Data excerpts:
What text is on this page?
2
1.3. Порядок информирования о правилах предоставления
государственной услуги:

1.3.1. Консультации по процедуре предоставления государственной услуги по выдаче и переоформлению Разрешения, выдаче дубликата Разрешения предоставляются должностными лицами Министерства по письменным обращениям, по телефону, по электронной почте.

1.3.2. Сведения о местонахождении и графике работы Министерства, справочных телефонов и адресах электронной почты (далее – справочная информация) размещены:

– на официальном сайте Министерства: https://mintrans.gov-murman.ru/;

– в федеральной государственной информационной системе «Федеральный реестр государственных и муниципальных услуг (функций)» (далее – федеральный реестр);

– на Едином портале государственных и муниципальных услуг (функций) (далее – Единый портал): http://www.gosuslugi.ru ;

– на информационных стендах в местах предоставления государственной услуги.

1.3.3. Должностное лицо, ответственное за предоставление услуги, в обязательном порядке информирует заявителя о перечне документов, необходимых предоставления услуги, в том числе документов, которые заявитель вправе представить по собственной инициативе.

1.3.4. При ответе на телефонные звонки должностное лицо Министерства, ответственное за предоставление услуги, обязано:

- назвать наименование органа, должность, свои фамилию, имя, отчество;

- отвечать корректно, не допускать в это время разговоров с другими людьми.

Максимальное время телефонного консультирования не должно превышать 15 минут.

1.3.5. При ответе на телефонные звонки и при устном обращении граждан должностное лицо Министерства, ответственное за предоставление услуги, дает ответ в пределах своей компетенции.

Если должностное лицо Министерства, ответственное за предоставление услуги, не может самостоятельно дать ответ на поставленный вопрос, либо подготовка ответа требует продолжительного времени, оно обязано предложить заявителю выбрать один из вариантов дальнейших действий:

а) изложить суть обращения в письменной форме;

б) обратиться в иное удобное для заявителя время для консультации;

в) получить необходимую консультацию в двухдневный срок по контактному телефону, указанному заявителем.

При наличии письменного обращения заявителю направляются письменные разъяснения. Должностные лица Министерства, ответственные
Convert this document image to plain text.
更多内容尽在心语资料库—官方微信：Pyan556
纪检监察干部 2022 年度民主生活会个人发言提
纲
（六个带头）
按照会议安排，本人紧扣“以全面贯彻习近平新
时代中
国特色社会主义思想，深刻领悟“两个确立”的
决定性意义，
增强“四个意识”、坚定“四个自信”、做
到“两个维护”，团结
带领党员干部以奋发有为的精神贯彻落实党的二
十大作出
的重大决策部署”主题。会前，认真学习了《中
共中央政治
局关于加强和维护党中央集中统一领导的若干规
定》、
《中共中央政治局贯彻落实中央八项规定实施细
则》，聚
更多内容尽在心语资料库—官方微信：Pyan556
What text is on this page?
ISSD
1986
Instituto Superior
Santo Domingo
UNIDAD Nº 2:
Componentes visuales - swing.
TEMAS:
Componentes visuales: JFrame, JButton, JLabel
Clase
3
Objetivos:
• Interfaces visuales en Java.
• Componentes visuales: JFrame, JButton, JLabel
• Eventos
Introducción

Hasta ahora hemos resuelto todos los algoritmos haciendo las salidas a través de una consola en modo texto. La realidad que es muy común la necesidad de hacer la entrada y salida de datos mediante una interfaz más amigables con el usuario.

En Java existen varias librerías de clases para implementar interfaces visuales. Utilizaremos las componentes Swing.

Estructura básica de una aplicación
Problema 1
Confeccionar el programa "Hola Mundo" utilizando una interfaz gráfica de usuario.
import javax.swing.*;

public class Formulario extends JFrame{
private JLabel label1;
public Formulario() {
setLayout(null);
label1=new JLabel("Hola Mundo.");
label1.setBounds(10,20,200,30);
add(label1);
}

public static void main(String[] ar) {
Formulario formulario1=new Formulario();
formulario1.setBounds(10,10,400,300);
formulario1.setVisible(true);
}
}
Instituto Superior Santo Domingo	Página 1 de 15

**Objective**
List each line of the entries that holds the string "Hola".

**Answer**
Confeccionar el programa "Hola Mundo" utilizando una interfaz gráfica de usuario.
label1=new JLabel("Hola Mundo.");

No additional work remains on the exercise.